Rewrite the Blood: The Last Vampire retrospective, beginning at the words "Plot: At the" and stopping after "vamp hacking aplenty.", with "Werewolves" in place of "Vampires".

:: Document segment ::

While Japanese horror, or J-horror movies are a healthy part of any terror junkie’s diet, a subgenre within is usually too niche for most. But when given a chance, anime horror movies offer much of the same as their flesh and blood brethren. A classic in that genre turned 20 this year, born from a desire to do something original and the child of soon-to-be legends. It’s time we step back and celebrate a film that became its own media empire, Blood: The Last Vampire.
Plot: At the Yokota Air Force base in Japan, a nervous American military is on the brink of the Vietnam War. But a greater threat exists within the walls of the heavily guarded compound: Vampires. A team of top secret undercover agents dispatches a mysterious young woman to destroy them.
Director: Hiroyuki Kitakubo
Writer: Kenji Kamiyama
Runtime: 48 minutes of vamp hacking aplenty.
Rating: R because… well, “blood” is literally in the title.
Cast: Yûki Kudô (Saya), Saemi Nakamura (Makiho), Joe Romersa (David) and Rebecca Forstadt (Sharon)
Production I.G. was a well-established studio by the time they made Blood, which could be viewed as an off-to-the-side experimental project than one of their bigger productions. In a search for fresh new ideas, Mamoru Oshii (Ghost in The Shell, Angel’s Egg) asked his students to submit ideas, which brought to the forefront the up-and-coming filmmakers Kenji Kamiyama and Junichi Fujisaki. Seasoned director Hiroyuki Kitakubo (Robot Carnival) was chosen to shepherd the project forward, hiring the unusual choice of Katsuya Terada as character designer and with Oshii himself functioning as a creative consultant.
Originally envisioned as a three-part OVA series (Original Video Animation), due to budget, it morphed into a multimedia project (one of the first of its kind) with the film being followed up by a one-volume manga written by Oshii and three Light Novels, all culminating in a highly cinematic PlayStation 2 game that took the story further. A live-action adaptation would be eventually released in 2009.

:::
:: Data extract ::

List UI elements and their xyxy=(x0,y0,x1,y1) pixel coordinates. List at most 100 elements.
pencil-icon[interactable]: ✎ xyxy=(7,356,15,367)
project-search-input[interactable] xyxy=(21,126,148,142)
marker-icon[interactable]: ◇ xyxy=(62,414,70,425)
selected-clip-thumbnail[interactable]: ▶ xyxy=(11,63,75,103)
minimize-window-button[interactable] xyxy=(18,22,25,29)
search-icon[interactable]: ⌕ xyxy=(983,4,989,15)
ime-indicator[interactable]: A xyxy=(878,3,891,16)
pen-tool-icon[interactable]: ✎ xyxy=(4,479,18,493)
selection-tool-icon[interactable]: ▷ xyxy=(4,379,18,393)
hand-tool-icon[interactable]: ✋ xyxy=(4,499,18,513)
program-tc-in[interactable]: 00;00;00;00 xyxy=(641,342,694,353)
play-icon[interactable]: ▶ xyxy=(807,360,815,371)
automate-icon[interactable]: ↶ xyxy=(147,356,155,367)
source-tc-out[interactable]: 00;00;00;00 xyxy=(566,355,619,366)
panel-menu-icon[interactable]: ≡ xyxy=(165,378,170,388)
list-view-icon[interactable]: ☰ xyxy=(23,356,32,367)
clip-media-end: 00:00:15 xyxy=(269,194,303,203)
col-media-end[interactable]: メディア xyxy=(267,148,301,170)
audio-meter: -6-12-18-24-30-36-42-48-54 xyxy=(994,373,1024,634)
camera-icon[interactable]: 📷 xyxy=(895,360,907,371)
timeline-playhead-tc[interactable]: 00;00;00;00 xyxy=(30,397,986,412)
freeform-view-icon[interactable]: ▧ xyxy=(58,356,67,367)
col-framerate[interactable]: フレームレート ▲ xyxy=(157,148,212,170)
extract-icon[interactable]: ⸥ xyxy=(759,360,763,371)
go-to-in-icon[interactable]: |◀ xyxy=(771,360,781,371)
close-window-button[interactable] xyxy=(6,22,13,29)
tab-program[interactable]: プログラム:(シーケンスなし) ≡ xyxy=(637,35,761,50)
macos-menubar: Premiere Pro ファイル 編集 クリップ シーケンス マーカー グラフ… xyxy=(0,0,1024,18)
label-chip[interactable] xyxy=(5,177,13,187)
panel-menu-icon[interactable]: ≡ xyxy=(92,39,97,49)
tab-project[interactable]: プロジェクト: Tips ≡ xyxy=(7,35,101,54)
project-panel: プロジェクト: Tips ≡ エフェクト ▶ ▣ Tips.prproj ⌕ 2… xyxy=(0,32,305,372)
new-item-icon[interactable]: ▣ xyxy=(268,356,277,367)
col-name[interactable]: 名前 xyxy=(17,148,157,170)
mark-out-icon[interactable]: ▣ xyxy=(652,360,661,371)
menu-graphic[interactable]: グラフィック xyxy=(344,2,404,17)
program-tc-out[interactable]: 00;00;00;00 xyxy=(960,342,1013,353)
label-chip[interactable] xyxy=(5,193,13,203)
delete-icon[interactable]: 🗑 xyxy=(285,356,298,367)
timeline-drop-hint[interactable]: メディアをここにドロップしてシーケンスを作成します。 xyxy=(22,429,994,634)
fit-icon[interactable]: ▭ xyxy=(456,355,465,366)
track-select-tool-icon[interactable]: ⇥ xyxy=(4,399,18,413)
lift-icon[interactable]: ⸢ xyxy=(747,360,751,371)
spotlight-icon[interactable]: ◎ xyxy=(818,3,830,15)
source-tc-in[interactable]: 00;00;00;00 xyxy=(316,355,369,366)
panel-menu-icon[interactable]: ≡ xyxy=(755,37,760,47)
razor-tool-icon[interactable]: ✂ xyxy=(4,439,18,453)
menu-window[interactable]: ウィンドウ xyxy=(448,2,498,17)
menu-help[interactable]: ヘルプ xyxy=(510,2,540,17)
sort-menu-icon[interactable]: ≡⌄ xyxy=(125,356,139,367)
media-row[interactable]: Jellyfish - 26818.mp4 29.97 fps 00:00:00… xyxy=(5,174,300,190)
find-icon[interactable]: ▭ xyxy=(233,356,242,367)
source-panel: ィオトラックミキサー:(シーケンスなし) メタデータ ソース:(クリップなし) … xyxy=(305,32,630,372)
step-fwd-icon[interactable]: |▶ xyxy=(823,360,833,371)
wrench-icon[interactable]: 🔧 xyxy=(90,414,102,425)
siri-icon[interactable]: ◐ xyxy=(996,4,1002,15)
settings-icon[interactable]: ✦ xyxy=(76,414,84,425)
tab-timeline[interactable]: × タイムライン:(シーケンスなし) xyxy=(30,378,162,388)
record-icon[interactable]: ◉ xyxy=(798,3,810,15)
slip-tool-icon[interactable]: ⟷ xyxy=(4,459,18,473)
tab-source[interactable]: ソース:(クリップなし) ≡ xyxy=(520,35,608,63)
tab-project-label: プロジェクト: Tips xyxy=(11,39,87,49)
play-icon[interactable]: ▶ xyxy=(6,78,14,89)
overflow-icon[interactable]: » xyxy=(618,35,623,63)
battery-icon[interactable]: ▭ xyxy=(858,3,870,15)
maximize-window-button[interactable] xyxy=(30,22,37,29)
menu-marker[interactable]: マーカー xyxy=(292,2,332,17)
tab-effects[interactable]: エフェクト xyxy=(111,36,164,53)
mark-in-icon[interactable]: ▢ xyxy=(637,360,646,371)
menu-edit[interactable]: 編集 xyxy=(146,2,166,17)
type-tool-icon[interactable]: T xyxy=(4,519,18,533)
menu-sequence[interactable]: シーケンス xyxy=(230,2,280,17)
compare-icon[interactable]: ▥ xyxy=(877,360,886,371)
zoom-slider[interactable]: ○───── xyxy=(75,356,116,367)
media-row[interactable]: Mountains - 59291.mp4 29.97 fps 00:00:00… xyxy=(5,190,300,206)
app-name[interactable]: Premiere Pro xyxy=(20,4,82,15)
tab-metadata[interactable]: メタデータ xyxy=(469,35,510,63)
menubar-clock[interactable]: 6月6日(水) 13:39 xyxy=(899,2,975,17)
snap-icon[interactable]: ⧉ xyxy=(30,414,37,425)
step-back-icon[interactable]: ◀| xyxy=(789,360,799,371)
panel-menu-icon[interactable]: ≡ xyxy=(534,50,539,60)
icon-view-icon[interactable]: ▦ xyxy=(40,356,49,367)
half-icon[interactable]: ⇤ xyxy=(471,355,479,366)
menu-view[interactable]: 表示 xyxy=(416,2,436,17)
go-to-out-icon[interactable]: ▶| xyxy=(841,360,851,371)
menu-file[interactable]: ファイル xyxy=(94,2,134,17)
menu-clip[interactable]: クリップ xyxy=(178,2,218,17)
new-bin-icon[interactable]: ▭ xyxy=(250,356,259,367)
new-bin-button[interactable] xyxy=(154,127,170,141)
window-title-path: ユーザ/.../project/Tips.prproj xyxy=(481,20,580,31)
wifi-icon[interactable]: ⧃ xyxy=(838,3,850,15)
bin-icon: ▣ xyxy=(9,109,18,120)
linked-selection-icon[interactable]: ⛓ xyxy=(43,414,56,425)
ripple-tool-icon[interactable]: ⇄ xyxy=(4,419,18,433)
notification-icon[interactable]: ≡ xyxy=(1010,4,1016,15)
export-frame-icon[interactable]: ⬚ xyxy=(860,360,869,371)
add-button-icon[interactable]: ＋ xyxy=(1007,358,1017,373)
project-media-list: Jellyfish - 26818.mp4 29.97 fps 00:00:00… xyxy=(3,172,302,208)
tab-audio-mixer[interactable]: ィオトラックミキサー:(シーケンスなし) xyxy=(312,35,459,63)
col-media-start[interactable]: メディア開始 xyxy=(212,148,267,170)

:::

- Problem solution
Plot: At the Yokota Air Force base in Japan, a nervous American military is on the brink of the Vietnam War. But a greater threat exists within the walls of the heavily guarded compound: Werewolves. A team of top secret undercover agents dispatches a mysterious young woman to destroy them.
Director: Hiroyuki Kitakubo
Writer: Kenji Kamiyama
Runtime: 48 minutes of vamp hacking aplenty.